§ EXERCISE
Copy out each line containing "globe" from the entries below.

§ DATA SHOWN
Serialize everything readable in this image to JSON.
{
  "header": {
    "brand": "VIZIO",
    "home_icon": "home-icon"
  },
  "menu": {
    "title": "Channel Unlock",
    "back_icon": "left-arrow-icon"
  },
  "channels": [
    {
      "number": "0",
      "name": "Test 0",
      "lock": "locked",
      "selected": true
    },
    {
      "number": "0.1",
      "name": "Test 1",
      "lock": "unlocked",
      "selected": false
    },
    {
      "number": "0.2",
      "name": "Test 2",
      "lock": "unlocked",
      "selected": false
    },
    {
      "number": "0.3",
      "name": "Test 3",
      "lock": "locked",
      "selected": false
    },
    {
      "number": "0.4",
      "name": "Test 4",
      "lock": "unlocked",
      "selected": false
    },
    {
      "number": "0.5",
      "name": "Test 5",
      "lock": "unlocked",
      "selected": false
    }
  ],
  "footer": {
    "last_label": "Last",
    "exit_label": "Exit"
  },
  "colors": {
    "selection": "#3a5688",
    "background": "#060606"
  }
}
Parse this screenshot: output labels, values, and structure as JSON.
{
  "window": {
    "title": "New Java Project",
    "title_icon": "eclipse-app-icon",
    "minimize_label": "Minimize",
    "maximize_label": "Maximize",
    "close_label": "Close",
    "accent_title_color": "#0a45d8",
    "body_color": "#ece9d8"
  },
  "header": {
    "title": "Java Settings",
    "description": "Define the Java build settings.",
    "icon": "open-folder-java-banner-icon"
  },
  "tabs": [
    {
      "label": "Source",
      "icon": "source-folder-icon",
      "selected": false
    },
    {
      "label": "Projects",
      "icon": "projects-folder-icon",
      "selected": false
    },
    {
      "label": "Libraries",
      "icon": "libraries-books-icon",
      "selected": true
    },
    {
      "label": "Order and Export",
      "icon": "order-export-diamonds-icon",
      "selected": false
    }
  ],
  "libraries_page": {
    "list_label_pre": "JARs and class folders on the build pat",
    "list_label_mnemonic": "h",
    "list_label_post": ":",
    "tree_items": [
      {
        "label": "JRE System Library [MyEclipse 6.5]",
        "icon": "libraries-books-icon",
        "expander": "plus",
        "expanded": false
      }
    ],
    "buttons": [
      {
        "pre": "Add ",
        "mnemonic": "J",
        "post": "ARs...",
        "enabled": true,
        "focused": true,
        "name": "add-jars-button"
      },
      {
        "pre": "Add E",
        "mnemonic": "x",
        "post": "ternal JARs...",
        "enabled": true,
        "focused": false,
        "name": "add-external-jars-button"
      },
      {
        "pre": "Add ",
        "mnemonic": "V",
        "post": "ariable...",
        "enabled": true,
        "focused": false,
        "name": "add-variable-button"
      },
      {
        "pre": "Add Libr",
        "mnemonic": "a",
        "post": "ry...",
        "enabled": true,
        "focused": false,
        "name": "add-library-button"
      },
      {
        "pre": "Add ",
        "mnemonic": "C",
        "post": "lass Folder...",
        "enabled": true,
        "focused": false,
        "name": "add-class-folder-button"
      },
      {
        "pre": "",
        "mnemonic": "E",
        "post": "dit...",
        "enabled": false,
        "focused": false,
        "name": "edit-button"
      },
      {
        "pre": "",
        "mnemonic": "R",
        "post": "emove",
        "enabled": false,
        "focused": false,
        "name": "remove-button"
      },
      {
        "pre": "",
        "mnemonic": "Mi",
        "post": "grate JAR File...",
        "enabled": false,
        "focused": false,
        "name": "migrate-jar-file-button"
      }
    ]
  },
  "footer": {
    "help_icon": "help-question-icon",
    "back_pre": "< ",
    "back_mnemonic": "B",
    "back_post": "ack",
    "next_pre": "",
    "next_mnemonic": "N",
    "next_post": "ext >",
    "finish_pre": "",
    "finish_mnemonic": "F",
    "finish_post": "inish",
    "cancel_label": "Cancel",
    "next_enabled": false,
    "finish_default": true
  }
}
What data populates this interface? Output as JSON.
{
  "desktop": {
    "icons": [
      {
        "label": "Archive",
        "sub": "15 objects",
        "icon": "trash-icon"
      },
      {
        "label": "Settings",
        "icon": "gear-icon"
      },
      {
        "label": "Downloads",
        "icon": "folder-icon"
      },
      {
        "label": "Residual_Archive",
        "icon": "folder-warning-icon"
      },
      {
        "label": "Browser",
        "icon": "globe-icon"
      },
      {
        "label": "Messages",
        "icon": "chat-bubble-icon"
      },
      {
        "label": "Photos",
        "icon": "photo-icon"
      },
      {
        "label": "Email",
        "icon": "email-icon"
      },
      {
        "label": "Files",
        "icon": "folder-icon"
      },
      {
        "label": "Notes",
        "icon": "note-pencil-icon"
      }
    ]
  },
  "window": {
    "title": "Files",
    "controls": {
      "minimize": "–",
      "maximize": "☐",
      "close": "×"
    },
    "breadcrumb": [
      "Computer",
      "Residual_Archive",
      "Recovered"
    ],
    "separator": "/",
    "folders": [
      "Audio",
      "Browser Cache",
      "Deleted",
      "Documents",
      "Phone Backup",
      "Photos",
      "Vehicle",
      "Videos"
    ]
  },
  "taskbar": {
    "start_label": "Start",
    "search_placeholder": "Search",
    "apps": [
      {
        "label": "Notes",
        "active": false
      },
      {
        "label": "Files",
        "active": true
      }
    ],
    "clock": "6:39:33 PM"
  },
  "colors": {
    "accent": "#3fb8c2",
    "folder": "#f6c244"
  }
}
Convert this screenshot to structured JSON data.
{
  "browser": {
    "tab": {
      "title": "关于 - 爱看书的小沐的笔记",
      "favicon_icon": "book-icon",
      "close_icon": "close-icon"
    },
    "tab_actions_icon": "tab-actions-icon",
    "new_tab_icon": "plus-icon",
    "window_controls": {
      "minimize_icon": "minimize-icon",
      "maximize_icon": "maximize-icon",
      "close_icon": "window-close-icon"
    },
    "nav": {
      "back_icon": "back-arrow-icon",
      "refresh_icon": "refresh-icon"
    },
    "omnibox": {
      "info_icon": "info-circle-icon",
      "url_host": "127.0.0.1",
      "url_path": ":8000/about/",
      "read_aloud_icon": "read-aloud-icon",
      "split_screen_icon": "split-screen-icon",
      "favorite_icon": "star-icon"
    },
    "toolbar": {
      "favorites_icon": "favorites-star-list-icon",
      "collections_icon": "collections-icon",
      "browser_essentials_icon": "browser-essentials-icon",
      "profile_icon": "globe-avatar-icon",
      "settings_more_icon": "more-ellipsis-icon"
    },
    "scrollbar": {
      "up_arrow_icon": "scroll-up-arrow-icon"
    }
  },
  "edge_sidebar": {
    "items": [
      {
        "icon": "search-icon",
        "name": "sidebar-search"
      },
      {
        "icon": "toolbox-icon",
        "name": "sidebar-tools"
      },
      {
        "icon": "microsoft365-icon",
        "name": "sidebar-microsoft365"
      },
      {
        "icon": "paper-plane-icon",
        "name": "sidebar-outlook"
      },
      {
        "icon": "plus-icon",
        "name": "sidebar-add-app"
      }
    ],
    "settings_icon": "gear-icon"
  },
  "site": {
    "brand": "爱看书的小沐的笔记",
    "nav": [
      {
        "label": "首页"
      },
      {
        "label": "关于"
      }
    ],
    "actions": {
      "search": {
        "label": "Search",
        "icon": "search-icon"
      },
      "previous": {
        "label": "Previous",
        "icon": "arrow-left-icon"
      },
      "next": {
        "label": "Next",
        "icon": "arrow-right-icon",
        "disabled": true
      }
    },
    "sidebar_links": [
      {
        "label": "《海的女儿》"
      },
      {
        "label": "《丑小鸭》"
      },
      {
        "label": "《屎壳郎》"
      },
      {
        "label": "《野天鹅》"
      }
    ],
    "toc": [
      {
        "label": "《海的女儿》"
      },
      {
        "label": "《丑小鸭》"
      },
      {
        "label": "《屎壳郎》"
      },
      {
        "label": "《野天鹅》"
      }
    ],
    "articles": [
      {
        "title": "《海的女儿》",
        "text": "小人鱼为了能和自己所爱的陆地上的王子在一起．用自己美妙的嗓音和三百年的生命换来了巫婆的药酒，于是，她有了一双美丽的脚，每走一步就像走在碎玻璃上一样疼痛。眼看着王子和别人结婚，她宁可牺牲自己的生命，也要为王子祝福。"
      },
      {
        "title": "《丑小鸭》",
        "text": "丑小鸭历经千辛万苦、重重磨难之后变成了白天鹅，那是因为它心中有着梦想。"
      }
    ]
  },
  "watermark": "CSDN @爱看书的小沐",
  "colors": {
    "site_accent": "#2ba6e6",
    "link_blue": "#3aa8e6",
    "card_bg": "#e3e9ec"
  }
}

§ RESPONSE TO THE EXERCISE
        "icon": "globe-icon"
      "profile_icon": "globe-avatar-icon",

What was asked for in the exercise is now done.